Excerpted passage:
________________________

Heterakis

Scientific classification
- Domain: Eukaryota
- Kingdom: Animalia
- Phylum: Nematoda
- Class: Chromadorea
- Order: Ascaridida
- Family: Heterakidae
- Genus: Heterakis Schrank, 1790
- Diversity: ~10 species

= Heterakis =

Genus of roundworms

Heterakis is a genus of parasitic nematodes. Members of the genus are minute roundworms, hardly 1 cm long, infecting different species of gallinaceous birds, including chickens, turkeys, ducks, geese, grouse, guineafowl, partridges, pheasants, and quail. About 10 species are placed in the genus, but classification is often ambiguous due to their close resemblance, and a number of synonyms have arisen. H. gallinarum Schrank, 1788; H. isolonche von Linstow, 1906; and H. dispar Schrank, 1870 are the best understood species in terms of prevalence, pathogenicity, and biology. They inhabit the lumen of the cecum of the host.

The nematodes are whitish in colour, cylindrical, and with fine longitudinal striations throughout the body. The body covering is a proteinaceous layer named cuticle. The anterior end is the mouth with distinct lips, and the anus opens towards the posterior. They are diecious with marked sexual dimorphism. Males are shorter and smaller, with straight blunt tails, while females are bigger and longer, with curved tails. They all exhibit direct lifecycles. They cause nodular typhlitis, diarrhoea, emaciation, and death. H. gallinarum is the most well-known species, and is most important as it transmits the protozoan parasite, Histomonas meleagridis in birds.

________________________

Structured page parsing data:

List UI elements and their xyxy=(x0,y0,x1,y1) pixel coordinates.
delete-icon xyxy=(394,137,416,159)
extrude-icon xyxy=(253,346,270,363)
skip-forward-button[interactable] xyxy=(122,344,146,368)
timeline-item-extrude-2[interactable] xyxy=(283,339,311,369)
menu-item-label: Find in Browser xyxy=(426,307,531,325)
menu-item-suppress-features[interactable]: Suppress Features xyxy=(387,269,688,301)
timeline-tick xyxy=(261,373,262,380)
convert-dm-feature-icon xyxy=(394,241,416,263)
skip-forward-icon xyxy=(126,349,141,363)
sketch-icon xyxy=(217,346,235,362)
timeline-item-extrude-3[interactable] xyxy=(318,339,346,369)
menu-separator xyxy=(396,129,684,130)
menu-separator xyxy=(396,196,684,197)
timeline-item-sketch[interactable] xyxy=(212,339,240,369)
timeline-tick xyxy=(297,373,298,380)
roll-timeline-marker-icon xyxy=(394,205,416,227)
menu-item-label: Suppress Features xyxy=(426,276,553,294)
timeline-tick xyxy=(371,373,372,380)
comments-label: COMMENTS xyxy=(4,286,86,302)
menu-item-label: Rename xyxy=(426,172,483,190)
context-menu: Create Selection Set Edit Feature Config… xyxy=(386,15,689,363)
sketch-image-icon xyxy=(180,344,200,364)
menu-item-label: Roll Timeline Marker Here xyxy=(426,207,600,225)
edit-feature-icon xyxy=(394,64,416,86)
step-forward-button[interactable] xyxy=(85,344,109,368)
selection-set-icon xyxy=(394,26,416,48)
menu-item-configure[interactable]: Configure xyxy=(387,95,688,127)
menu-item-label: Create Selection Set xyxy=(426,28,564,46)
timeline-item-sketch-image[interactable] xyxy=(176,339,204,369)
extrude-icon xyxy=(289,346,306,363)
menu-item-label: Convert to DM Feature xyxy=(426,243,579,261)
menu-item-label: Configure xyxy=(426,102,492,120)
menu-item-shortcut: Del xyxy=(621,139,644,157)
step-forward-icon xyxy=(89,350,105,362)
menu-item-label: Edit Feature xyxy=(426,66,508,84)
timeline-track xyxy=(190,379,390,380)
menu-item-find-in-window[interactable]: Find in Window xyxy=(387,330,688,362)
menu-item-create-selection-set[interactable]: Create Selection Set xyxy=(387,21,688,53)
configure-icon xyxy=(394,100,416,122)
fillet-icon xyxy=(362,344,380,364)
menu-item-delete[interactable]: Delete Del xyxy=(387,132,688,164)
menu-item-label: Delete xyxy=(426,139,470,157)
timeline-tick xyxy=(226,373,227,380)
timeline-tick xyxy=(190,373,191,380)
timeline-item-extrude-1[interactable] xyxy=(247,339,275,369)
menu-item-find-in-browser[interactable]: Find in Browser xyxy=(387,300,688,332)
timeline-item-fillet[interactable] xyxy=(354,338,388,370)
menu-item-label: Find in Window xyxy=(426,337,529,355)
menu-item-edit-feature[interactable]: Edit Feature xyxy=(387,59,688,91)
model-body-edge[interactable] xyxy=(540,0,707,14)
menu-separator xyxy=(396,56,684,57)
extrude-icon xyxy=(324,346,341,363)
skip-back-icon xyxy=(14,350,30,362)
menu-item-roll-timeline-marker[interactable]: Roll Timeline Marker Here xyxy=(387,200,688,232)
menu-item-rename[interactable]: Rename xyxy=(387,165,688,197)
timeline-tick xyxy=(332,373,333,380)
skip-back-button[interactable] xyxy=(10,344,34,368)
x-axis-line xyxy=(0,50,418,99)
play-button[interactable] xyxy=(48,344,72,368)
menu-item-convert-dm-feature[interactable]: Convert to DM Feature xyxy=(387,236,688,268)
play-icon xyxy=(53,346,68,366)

________________________

Exercise prompt:
Transcribe the portion of the Heterakis passage that opens with the words "Genus of roundworms" and closes with "of the host.".

Expected answer:
Genus of roundworms

Heterakis is a genus of parasitic nematodes. Members of the genus are minute roundworms, hardly 1 cm long, infecting different species of gallinaceous birds, including chickens, turkeys, ducks, geese, grouse, guineafowl, partridges, pheasants, and quail. About 10 species are placed in the genus, but classification is often ambiguous due to their close resemblance, and a number of synonyms have arisen. H. gallinarum Schrank, 1788; H. isolonche von Linstow, 1906; and H. dispar Schrank, 1870 are the best understood species in terms of prevalence, pathogenicity, and biology. They inhabit the lumen of the cecum of the host.